→ **Dataset excerpt**
** start **

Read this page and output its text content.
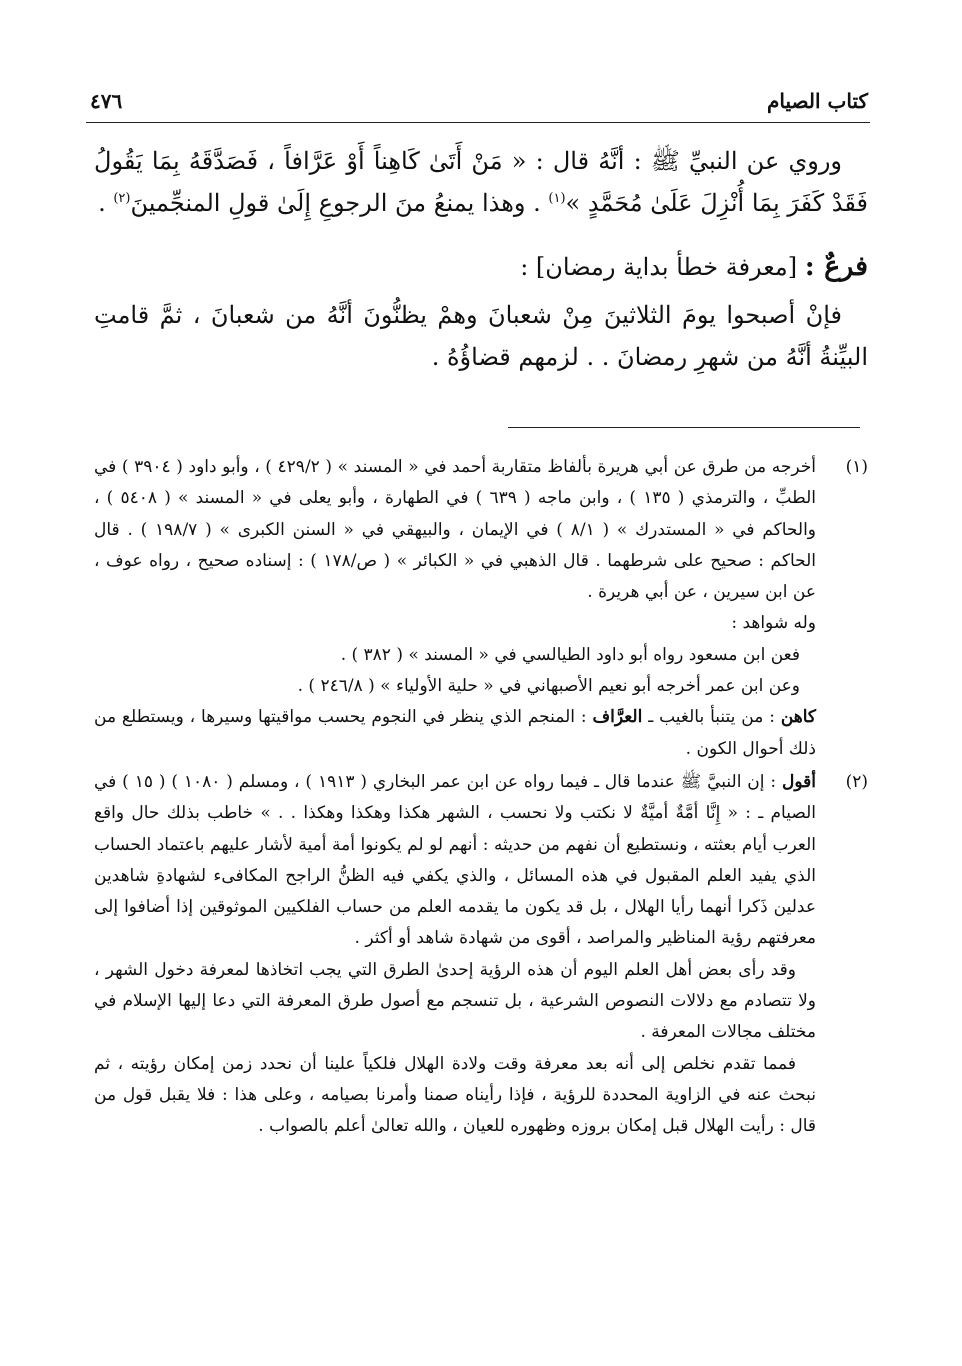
كتاب الصيام
٤٧٦

وروي عن النبيِّ ﷺ : أنَّهُ قال : « مَنْ أَتَىٰ كَاهِناً أَوْ عَرَّافاً ، فَصَدَّقَهُ بِمَا يَقُولُ فَقَدْ كَفَرَ بِمَا أُنْزِلَ عَلَىٰ مُحَمَّدٍ »$^{(١)}$ . وهذا يمنعُ منَ الرجوعِ إِلَىٰ قولِ المنجِّمينَ$^{(٢)}$ .

فرعٌ : [معرفة خطأ بداية رمضان] :

فإنْ أصبحوا يومَ الثلاثينَ مِنْ شعبانَ وهمْ يظنُّونَ أنَّهُ من شعبانَ ، ثمَّ قامتِ البيِّنةُ أنَّهُ من شهرِ رمضانَ . . لزمهم قضاؤُهُ .

(١)

أخرجه من طرق عن أبي هريرة بألفاظ متقاربة أحمد في « المسند » ( ٤٢٩/٢ ) ، وأبو داود ( ٣٩٠٤ ) في الطبِّ ، والترمذي ( ١٣٥ ) ، وابن ماجه ( ٦٣٩ ) في الطهارة ، وأبو يعلى في « المسند » ( ٥٤٠٨ ) ، والحاكم في « المستدرك » ( ٨/١ ) في الإيمان ، والبيهقي في « السنن الكبرى » ( ١٩٨/٧ ) . قال الحاكم : صحيح على شرطهما . قال الذهبي في « الكبائر » ( ص/١٧٨ ) : إسناده صحيح ، رواه عوف ، عن ابن سيرين ، عن أبي هريرة .

وله شواهد :

فعن ابن مسعود رواه أبو داود الطيالسي في « المسند » ( ٣٨٢ ) .

وعن ابن عمر أخرجه أبو نعيم الأصبهاني في « حلية الأولياء » ( ٢٤٦/٨ ) .

كاهن : من يتنبأ بالغيب ـ العرَّاف : المنجم الذي ينظر في النجوم يحسب مواقيتها وسيرها ، ويستطلع من ذلك أحوال الكون .

(٢)

أقول : إن النبيَّ ﷺ عندما قال ـ فيما رواه عن ابن عمر البخاري ( ١٩١٣ ) ، ومسلم ( ١٠٨٠ ) ( ١٥ ) في الصيام ـ : « إِنَّا أمَّةٌ أميَّةٌ لا نكتب ولا نحسب ، الشهر هكذا وهكذا وهكذا . . » خاطب بذلك حال واقع العرب أيام بعثته ، ونستطيع أن نفهم من حديثه : أنهم لو لم يكونوا أمة أمية لأشار عليهم باعتماد الحساب الذي يفيد العلم المقبول في هذه المسائل ، والذي يكفي فيه الظنُّ الراجح المكافىء لشهادةِ شاهدين عدلين ذَكرا أنهما رأيا الهلال ، بل قد يكون ما يقدمه العلم من حساب الفلكيين الموثوقين إذا أضافوا إلى معرفتهم رؤية المناظير والمراصد ، أقوى من شهادة شاهد أو أكثر .

وقد رأى بعض أهل العلم اليوم أن هذه الرؤية إحدىٰ الطرق التي يجب اتخاذها لمعرفة دخول الشهر ، ولا تتصادم مع دلالات النصوص الشرعية ، بل تنسجم مع أصول طرق المعرفة التي دعا إليها الإسلام في مختلف مجالات المعرفة .

فمما تقدم نخلص إلى أنه بعد معرفة وقت ولادة الهلال فلكياً علينا أن نحدد زمن إمكان رؤيته ، ثم نبحث عنه في الزاوية المحددة للرؤية ، فإذا رأيناه صمنا وأمرنا بصيامه ، وعلى هذا : فلا يقبل قول من قال : رأيت الهلال قبل إمكان بروزه وظهوره للعيان ، والله تعالىٰ أعلم بالصواب .
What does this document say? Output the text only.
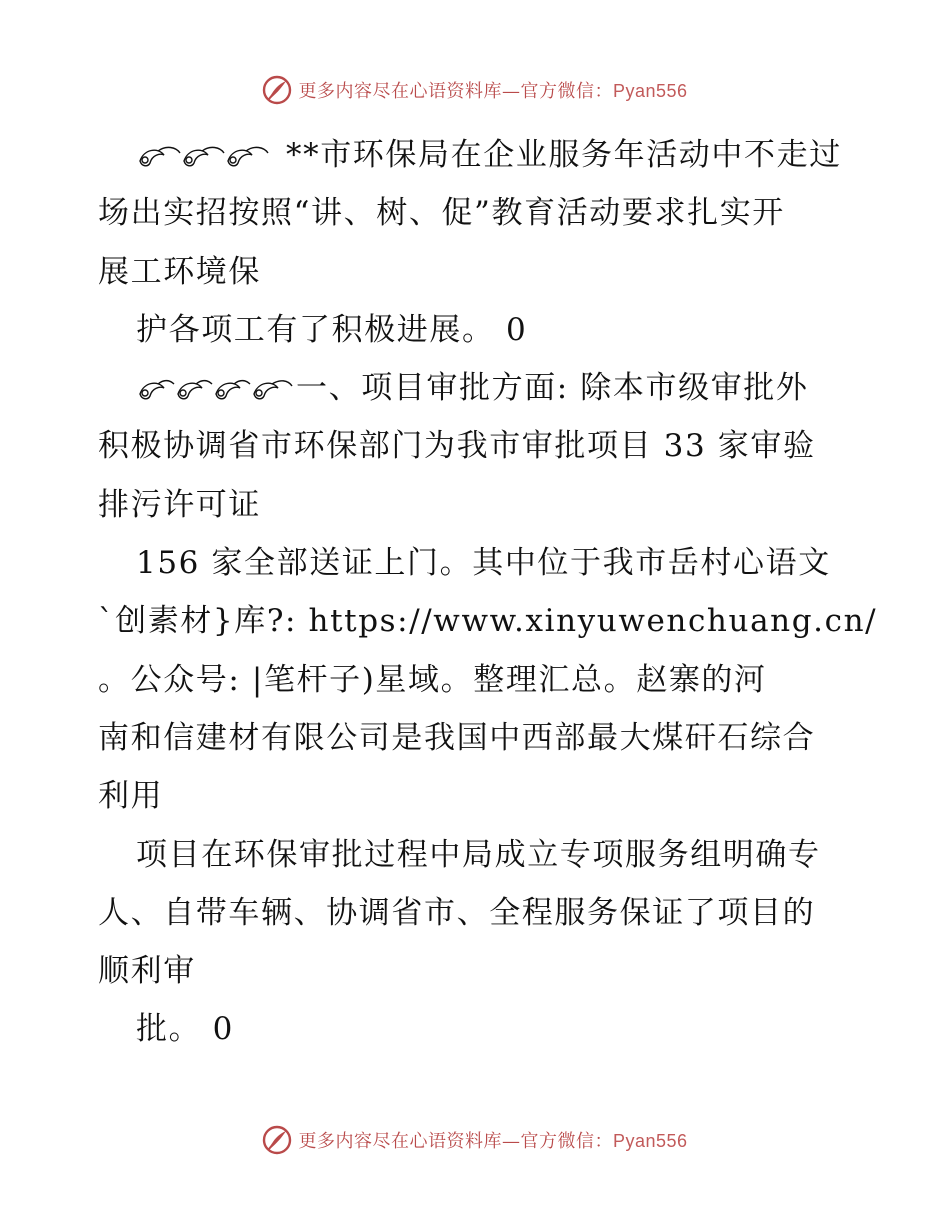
更多内容尽在心语资料库—官方微信：Pyan556
**市环保局在企业服务年活动中不走过
场出实招按照“讲、树、促”教育活动要求扎实开
展工环境保
护各项工有了积极进展。 0
一、项目审批方面: 除本市级审批外
积极协调省市环保部门为我市审批项目 33 家审验
排污许可证
156 家全部送证上门。其中位于我市岳村心语文
`创素材}库?: https://www.xinyuwenchuang.cn/
。公众号: |笔杆子)星域。整理汇总。赵寨的河
南和信建材有限公司是我国中西部最大煤矸石综合
利用
项目在环保审批过程中局成立专项服务组明确专
人、自带车辆、协调省市、全程服务保证了项目的
顺利审
批。 0
更多内容尽在心语资料库—官方微信：Pyan556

** end **

→ **Work to do**
Without including any pictures, please restate all the records exactly.

→ **Output**
Read this page and output its text content.
كتاب الصيام
٤٧٦

وروي عن النبيِّ ﷺ : أنَّهُ قال : « مَنْ أَتَىٰ كَاهِناً أَوْ عَرَّافاً ، فَصَدَّقَهُ بِمَا يَقُولُ فَقَدْ كَفَرَ بِمَا أُنْزِلَ عَلَىٰ مُحَمَّدٍ »$^{(١)}$ . وهذا يمنعُ منَ الرجوعِ إِلَىٰ قولِ المنجِّمينَ$^{(٢)}$ .

فرعٌ : [معرفة خطأ بداية رمضان] :

فإنْ أصبحوا يومَ الثلاثينَ مِنْ شعبانَ وهمْ يظنُّونَ أنَّهُ من شعبانَ ، ثمَّ قامتِ البيِّنةُ أنَّهُ من شهرِ رمضانَ . . لزمهم قضاؤُهُ .

(١)

أخرجه من طرق عن أبي هريرة بألفاظ متقاربة أحمد في « المسند » ( ٤٢٩/٢ ) ، وأبو داود ( ٣٩٠٤ ) في الطبِّ ، والترمذي ( ١٣٥ ) ، وابن ماجه ( ٦٣٩ ) في الطهارة ، وأبو يعلى في « المسند » ( ٥٤٠٨ ) ، والحاكم في « المستدرك » ( ٨/١ ) في الإيمان ، والبيهقي في « السنن الكبرى » ( ١٩٨/٧ ) . قال الحاكم : صحيح على شرطهما . قال الذهبي في « الكبائر » ( ص/١٧٨ ) : إسناده صحيح ، رواه عوف ، عن ابن سيرين ، عن أبي هريرة .

وله شواهد :

فعن ابن مسعود رواه أبو داود الطيالسي في « المسند » ( ٣٨٢ ) .

وعن ابن عمر أخرجه أبو نعيم الأصبهاني في « حلية الأولياء » ( ٢٤٦/٨ ) .

كاهن : من يتنبأ بالغيب ـ العرَّاف : المنجم الذي ينظر في النجوم يحسب مواقيتها وسيرها ، ويستطلع من ذلك أحوال الكون .

(٢)

أقول : إن النبيَّ ﷺ عندما قال ـ فيما رواه عن ابن عمر البخاري ( ١٩١٣ ) ، ومسلم ( ١٠٨٠ ) ( ١٥ ) في الصيام ـ : « إِنَّا أمَّةٌ أميَّةٌ لا نكتب ولا نحسب ، الشهر هكذا وهكذا وهكذا . . » خاطب بذلك حال واقع العرب أيام بعثته ، ونستطيع أن نفهم من حديثه : أنهم لو لم يكونوا أمة أمية لأشار عليهم باعتماد الحساب الذي يفيد العلم المقبول في هذه المسائل ، والذي يكفي فيه الظنُّ الراجح المكافىء لشهادةِ شاهدين عدلين ذَكرا أنهما رأيا الهلال ، بل قد يكون ما يقدمه العلم من حساب الفلكيين الموثوقين إذا أضافوا إلى معرفتهم رؤية المناظير والمراصد ، أقوى من شهادة شاهد أو أكثر .

وقد رأى بعض أهل العلم اليوم أن هذه الرؤية إحدىٰ الطرق التي يجب اتخاذها لمعرفة دخول الشهر ، ولا تتصادم مع دلالات النصوص الشرعية ، بل تنسجم مع أصول طرق المعرفة التي دعا إليها الإسلام في مختلف مجالات المعرفة .

فمما تقدم نخلص إلى أنه بعد معرفة وقت ولادة الهلال فلكياً علينا أن نحدد زمن إمكان رؤيته ، ثم نبحث عنه في الزاوية المحددة للرؤية ، فإذا رأيناه صمنا وأمرنا بصيامه ، وعلى هذا : فلا يقبل قول من قال : رأيت الهلال قبل إمكان بروزه وظهوره للعيان ، والله تعالىٰ أعلم بالصواب .
What does this document say? Output the text only.
更多内容尽在心语资料库—官方微信：Pyan556
**市环保局在企业服务年活动中不走过
场出实招按照“讲、树、促”教育活动要求扎实开
展工环境保
护各项工有了积极进展。 0
一、项目审批方面: 除本市级审批外
积极协调省市环保部门为我市审批项目 33 家审验
排污许可证
156 家全部送证上门。其中位于我市岳村心语文
`创素材}库?: https://www.xinyuwenchuang.cn/
。公众号: |笔杆子)星域。整理汇总。赵寨的河
南和信建材有限公司是我国中西部最大煤矸石综合
利用
项目在环保审批过程中局成立专项服务组明确专
人、自带车辆、协调省市、全程服务保证了项目的
顺利审
批。 0
更多内容尽在心语资料库—官方微信：Pyan556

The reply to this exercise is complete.